• INPUT MATERIAL:
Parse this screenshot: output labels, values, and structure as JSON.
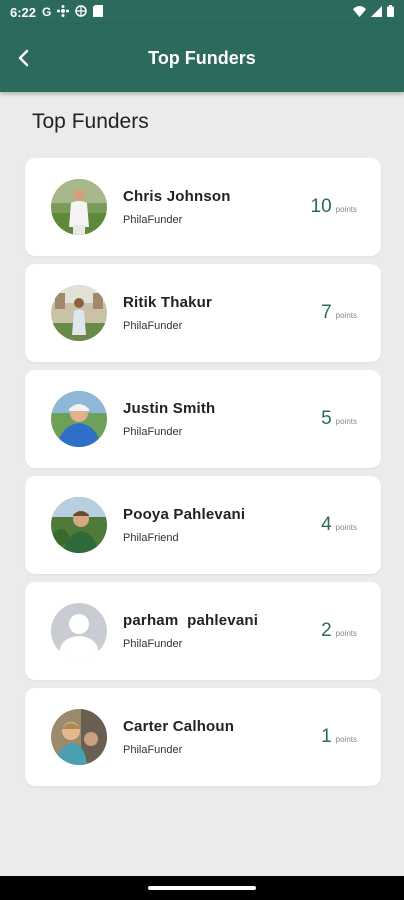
{
  "status_bar": {
    "time": "6:22",
    "left_icons": [
      "google-icon",
      "share-icon",
      "vpn-icon",
      "storage-icon"
    ],
    "right_icons": [
      "wifi-icon",
      "cellular-signal-icon",
      "battery-icon"
    ]
  },
  "app_bar": {
    "title": "Top Funders",
    "back_icon": "arrow-back-icon",
    "background_color": "#2c6a5e"
  },
  "page": {
    "heading": "Top Funders"
  },
  "funders": [
    {
      "name": "Chris Johnson",
      "role": "PhilaFunder",
      "points": "10",
      "points_label": "points",
      "avatar": "photo"
    },
    {
      "name": "Ritik Thakur",
      "role": "PhilaFunder",
      "points": "7",
      "points_label": "points",
      "avatar": "photo"
    },
    {
      "name": "Justin Smith",
      "role": "PhilaFunder",
      "points": "5",
      "points_label": "points",
      "avatar": "photo"
    },
    {
      "name": "Pooya Pahlevani",
      "role": "PhilaFriend",
      "points": "4",
      "points_label": "points",
      "avatar": "photo"
    },
    {
      "name": "parham  pahlevani",
      "role": "PhilaFunder",
      "points": "2",
      "points_label": "points",
      "avatar": "default-user-icon"
    },
    {
      "name": "Carter Calhoun",
      "role": "PhilaFunder",
      "points": "1",
      "points_label": "points",
      "avatar": "photo"
    }
  ],
  "colors": {
    "accent": "#2c6a5e",
    "background": "#ebebeb",
    "card": "#ffffff"
  }
}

• YOUR TASK: Show the lines where the word "name" appears in the entries.

• FINAL RESULT:
      "name": "Chris Johnson",
      "name": "Ritik Thakur",
      "name": "Justin Smith",
      "name": "Pooya Pahlevani",
      "name": "parham  pahlevani",
      "name": "Carter Calhoun",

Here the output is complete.